Exercise:
Determine which lines of the records include the word "intercept", and copy them.

===== Dataset extract

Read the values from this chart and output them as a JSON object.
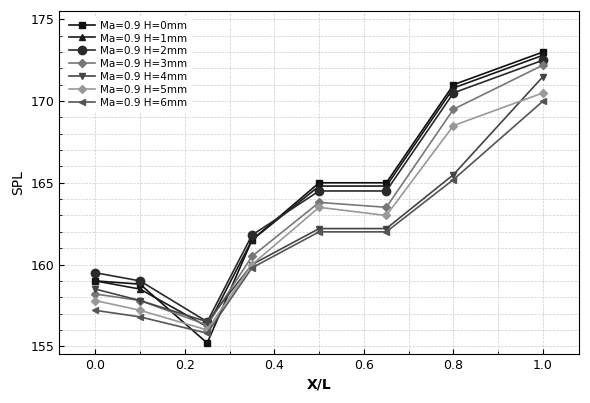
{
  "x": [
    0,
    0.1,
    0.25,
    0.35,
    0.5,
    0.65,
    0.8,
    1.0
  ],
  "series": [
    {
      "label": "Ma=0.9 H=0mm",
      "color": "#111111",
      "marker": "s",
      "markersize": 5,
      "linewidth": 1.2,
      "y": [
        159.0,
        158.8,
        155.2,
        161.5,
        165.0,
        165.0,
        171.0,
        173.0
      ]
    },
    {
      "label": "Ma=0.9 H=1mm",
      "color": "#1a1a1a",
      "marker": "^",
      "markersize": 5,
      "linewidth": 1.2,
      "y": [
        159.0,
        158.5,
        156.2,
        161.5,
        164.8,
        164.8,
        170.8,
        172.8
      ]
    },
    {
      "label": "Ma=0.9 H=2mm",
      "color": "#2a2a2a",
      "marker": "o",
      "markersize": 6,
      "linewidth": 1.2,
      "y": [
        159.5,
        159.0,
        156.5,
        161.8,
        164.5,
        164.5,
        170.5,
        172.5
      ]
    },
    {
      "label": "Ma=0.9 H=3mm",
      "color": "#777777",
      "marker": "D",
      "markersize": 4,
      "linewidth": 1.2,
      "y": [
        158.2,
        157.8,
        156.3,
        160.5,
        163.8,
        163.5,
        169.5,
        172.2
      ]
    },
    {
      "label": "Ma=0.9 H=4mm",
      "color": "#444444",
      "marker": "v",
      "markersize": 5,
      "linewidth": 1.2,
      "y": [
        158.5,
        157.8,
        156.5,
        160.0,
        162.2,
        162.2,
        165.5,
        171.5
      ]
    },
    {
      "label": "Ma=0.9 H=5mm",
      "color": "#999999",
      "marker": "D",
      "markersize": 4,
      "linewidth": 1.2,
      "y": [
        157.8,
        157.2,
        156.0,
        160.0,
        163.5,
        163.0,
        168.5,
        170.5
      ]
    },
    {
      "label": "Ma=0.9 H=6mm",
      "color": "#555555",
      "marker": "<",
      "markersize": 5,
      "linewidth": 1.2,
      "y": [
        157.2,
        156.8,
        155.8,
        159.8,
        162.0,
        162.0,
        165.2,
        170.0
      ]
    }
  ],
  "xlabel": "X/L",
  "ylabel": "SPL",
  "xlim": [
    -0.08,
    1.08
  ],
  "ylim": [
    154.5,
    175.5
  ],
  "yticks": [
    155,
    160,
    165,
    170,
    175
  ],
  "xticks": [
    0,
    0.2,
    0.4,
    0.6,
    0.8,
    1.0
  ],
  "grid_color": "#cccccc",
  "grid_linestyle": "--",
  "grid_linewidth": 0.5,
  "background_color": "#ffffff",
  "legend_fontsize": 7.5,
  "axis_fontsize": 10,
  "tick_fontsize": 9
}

==========
===== Dataset extract

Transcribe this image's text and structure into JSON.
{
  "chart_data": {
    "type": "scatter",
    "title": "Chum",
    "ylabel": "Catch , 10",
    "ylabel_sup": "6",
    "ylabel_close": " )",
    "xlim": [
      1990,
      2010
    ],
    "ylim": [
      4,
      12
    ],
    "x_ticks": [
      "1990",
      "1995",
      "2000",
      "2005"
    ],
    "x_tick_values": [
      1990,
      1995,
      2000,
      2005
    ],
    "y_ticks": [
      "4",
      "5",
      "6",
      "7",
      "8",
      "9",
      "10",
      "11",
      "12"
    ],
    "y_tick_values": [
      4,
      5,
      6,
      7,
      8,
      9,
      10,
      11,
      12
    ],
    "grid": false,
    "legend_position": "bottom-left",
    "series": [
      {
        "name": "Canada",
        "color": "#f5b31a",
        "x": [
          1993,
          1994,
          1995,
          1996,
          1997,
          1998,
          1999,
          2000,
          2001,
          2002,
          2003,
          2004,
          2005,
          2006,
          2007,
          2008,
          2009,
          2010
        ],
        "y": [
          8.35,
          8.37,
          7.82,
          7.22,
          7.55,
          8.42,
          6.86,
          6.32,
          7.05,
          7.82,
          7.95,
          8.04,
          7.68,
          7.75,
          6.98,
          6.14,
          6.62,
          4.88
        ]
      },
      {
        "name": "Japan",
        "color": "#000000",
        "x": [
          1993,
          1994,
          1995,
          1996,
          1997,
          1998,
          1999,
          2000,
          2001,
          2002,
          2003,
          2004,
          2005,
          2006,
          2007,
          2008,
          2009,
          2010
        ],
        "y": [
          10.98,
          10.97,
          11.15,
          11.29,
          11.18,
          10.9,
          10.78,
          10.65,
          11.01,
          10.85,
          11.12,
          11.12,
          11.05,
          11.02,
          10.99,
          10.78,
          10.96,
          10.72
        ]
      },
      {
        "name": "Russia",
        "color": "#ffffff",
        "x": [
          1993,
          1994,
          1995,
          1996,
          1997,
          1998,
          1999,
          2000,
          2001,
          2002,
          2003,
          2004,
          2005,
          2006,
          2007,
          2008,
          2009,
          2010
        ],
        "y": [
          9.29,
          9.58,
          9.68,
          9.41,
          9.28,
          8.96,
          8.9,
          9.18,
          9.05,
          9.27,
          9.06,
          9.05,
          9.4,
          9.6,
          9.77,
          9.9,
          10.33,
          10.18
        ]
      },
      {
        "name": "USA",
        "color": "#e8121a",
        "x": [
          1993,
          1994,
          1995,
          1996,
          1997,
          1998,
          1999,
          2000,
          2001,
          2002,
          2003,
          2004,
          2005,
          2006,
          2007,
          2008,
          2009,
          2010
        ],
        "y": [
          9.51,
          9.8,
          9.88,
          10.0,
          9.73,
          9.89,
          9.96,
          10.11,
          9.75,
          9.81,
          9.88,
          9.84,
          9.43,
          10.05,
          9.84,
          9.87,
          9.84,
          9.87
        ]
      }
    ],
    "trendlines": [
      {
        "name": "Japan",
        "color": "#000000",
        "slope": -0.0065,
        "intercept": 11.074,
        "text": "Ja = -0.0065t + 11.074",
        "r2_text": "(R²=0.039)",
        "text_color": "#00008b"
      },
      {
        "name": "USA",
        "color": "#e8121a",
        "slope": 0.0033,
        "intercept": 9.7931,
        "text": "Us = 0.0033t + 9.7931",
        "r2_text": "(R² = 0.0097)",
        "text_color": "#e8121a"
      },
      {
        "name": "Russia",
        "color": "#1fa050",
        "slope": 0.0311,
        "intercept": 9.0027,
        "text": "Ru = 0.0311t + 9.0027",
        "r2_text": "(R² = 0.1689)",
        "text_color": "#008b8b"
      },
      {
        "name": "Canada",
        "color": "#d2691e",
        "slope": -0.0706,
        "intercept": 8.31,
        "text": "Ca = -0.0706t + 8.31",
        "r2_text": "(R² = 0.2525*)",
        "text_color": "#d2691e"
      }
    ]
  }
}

==========

Result:
        "intercept": 11.074,
        "intercept": 9.7931,
        "intercept": 9.0027,
        "intercept": 8.31,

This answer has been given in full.